BRIEF => Write out each line from the data below that includes the word "screenshot".
* begin EXERCISE DATA *
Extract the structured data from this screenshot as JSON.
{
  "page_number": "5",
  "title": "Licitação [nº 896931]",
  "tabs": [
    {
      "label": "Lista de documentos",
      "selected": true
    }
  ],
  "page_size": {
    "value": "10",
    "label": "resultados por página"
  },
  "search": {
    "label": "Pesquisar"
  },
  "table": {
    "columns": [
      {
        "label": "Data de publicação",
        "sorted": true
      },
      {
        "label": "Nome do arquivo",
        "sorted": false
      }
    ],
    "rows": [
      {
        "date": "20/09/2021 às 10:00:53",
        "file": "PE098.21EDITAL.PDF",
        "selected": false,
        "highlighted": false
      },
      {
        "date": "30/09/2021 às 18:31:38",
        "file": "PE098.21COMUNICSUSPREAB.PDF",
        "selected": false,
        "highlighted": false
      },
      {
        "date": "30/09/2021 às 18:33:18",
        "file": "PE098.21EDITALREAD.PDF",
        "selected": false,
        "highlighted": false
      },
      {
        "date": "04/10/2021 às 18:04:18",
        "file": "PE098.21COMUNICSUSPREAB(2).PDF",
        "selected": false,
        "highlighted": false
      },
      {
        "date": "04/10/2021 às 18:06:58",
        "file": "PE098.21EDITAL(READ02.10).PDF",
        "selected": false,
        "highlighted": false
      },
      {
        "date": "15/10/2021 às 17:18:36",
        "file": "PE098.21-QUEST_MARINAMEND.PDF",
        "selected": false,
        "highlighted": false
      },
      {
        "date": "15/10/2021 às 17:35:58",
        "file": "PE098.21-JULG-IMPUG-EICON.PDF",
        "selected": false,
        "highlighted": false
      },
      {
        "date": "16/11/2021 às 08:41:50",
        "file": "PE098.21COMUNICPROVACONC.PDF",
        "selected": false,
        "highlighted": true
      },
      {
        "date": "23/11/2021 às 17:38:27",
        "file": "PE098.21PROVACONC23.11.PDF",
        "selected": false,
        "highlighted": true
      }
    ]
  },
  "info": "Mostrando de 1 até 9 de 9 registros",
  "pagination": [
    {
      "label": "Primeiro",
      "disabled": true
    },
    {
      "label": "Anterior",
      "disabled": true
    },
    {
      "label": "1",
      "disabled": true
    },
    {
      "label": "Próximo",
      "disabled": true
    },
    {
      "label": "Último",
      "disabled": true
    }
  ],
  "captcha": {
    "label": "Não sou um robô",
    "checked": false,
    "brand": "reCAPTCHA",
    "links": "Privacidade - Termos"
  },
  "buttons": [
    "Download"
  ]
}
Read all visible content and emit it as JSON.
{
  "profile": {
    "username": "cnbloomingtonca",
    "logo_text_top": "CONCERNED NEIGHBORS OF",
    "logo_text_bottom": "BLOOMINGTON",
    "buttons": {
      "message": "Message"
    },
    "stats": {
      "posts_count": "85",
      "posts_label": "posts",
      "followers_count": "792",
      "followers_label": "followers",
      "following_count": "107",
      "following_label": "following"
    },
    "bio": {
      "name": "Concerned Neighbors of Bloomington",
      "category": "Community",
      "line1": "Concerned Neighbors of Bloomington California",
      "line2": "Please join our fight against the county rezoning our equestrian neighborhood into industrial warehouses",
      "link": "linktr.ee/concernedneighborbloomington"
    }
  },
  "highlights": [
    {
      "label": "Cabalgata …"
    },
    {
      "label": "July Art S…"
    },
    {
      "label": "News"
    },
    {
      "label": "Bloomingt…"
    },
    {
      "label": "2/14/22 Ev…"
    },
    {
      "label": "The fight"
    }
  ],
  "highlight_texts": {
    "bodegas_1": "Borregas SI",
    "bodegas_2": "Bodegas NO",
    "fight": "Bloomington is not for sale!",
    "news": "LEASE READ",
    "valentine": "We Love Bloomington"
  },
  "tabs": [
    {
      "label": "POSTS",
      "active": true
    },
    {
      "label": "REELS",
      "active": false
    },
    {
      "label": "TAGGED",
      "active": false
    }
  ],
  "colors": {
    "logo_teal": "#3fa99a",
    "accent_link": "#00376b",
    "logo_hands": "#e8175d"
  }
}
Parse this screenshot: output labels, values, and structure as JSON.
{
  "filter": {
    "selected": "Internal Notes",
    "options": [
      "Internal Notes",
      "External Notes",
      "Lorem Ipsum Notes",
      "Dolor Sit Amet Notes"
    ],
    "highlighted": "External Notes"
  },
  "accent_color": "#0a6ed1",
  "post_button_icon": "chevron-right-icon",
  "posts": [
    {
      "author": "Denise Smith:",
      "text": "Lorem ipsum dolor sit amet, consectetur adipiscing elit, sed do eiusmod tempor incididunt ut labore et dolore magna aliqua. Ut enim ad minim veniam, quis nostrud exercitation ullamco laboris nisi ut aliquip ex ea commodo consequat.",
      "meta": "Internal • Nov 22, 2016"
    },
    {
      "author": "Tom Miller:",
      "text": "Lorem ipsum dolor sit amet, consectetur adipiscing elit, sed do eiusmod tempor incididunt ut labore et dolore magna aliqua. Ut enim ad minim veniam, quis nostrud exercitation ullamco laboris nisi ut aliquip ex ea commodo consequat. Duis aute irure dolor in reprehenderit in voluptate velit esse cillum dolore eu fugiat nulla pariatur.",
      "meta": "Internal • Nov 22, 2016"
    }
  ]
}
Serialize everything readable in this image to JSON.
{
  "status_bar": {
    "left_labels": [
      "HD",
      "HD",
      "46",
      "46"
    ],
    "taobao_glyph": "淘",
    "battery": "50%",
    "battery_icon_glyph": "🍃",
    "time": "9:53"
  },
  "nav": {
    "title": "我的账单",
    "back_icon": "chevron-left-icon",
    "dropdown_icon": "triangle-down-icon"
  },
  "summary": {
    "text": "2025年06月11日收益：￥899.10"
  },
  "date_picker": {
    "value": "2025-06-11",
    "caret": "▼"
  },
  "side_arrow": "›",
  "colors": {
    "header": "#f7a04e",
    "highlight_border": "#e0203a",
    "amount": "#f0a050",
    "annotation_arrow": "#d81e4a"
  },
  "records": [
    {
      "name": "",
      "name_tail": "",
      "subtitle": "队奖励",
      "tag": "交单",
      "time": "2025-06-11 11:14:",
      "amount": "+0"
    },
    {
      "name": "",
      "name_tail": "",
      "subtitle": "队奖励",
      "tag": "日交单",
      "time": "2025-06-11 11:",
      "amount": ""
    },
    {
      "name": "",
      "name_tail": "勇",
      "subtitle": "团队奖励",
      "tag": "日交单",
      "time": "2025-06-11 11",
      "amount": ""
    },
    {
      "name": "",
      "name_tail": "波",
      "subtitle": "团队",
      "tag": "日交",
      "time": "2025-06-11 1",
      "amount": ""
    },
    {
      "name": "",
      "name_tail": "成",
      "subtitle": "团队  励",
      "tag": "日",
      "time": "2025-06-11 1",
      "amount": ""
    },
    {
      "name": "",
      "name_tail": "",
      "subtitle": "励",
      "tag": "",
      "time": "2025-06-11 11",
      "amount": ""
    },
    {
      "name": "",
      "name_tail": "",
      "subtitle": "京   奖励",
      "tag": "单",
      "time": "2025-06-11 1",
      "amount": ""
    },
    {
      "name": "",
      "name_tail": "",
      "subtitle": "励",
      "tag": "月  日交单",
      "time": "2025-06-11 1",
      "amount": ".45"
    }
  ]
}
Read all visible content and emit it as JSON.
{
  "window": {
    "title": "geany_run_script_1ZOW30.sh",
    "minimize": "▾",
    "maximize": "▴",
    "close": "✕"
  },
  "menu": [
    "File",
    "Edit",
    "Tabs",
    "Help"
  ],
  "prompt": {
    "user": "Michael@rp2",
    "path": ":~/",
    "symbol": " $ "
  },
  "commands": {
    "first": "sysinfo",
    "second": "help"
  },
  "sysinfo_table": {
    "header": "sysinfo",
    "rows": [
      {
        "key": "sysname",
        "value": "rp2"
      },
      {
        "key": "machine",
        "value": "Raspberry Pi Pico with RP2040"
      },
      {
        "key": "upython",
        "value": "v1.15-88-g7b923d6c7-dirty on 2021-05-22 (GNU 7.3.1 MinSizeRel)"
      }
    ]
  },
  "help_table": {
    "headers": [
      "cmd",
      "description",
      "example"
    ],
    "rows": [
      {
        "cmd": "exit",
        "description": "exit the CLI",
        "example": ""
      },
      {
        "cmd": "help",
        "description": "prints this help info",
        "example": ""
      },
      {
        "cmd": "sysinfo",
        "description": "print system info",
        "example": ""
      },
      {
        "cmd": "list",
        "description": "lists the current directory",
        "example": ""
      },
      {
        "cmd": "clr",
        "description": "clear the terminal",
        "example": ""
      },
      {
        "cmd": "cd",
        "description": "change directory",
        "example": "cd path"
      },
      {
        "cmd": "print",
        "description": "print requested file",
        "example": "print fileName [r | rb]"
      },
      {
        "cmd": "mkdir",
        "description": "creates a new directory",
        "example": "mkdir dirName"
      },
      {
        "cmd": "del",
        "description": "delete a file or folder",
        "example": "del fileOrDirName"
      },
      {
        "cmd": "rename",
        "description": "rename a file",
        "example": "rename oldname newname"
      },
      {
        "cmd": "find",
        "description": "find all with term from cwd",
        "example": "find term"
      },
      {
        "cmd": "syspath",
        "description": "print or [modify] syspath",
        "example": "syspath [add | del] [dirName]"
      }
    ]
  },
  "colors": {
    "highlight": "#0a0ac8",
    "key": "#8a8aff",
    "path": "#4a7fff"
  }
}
* end EXERCISE DATA *
COMPLETED TASK =>
Extract the structured data from this screenshot as JSON.
Parse this screenshot: output labels, values, and structure as JSON.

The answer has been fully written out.